In step S102, the control unit 90 sets a stacking mode in the cutting process performed by the three-side cutting apparatus 100. FIG. 13 is a diagram illustrating a setting window for setting a stacking mode. The operator sets any one of a plurality of stacking modes via the setting window displayed on the input unit 95. As illustrated in FIG. 13, any one of a normal stacking mode 95a, an alternating delivery stacking mode with rotation by the number of books 95b, an alternating delivery stacking mode with rotation by height 95c, and a reverse stacking mode 95d can be set as a stacking mode.

The normal stacking mode 95a and the reverse stacking mode 95d each are a stacking mode to have the same position of the spines 204 of the plurality of books 200 stacked on the stacking position LP (see FIG. 14). The position of the spines 204 of the plurality of books 200 stacked on the stacking position LP in the normal stacking mode 95a differs by 180 degrees about the center of the books 200 from that in the reverse stacking mode 95d.

The alternating delivery stacking mode with rotation by the number of books 95b and the alternating delivery stacking mode with rotation by height 95c each are a mode to differentiate the position of the spines 204 of some of the plurality of books 200 by 180 degrees from the position of the spines 204 of the remaining of the plurality of books 200 stacked on the stacking position LP.

An alternating delivery stacking mode with rotation by the number of books 95b is a mode to switch the position of the spine 204 of the book 200 stacked on the stacking position LP in response to books of a predetermined number specified by the operator via the input unit 95 being stacked on the stacking position LP. The alternating delivery stacking mode with rotation by height 95c is a mode to switch the position of the spine 204 of the book 200 stacked on the stacking position LP so that the height (the total thickness) of the plurality of books 200 stacked on the stacking position LP with the same position of the spines 204 does not exceed a predetermined height specified by the operator via the input unit 95.

In step S103, the control unit 90 determines whether or not to perform a first transport mode and, if YES, performs the first transport mode in step S104 (first control step) or, if NO, performs a second transport mode in step S105 (second control step). The control unit 90 makes the determination of step S103 every time each single book 200 is cut by the cutting unit 30 and performs either the first transport mode or the second transport mode.

The first transport mode is a mode to transport the book 200, which has the edges cut by the cutting unit 30, in the transport direction TD in a state where the spine 204 has been rotated to be arranged in a predetermined direction about the rotation center C of the rotary table 10. The second transport mode is a mode to transport the book 200, which has the edges cut by the cutting unit 30, in the transport direction TD in a state where the spine 204 has been rotated to be arranged in a direction opposite to the predetermined direction about the rotation center C of the rotary table 10.
────
_Exercise requirements:_
From the stacking-mode text above, copy word for word the part that opens with "In step S102, the" and closes with "as a stacking mode.".

_Provided material:_
────
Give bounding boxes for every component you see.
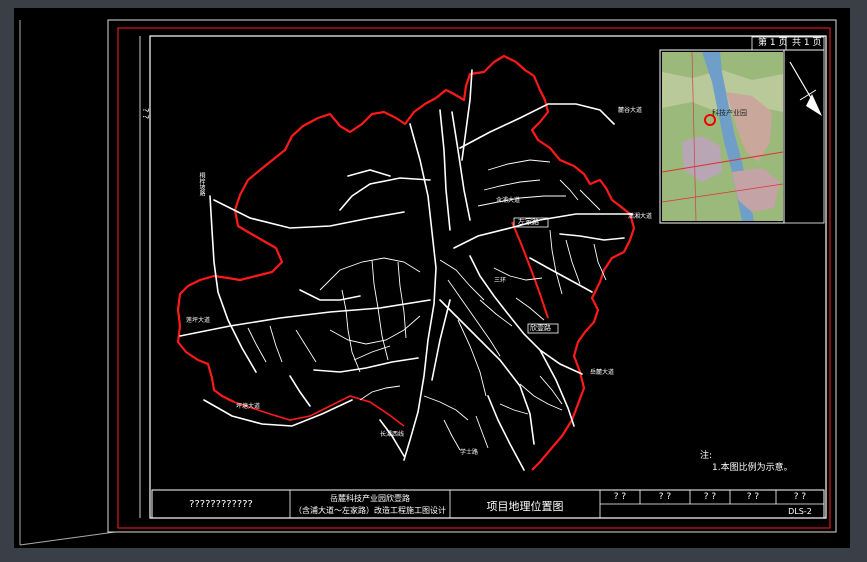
────
_Answer:_
In step S102, the control unit 90 sets a stacking mode in the cutting process performed by the three-side cutting apparatus 100. FIG. 13 is a diagram illustrating a setting window for setting a stacking mode. The operator sets any one of a plurality of stacking modes via the setting window displayed on the input unit 95. As illustrated in FIG. 13, any one of a normal stacking mode 95a, an alternating delivery stacking mode with rotation by the number of books 95b, an alternating delivery stacking mode with rotation by height 95c, and a reverse stacking mode 95d can be set as a stacking mode.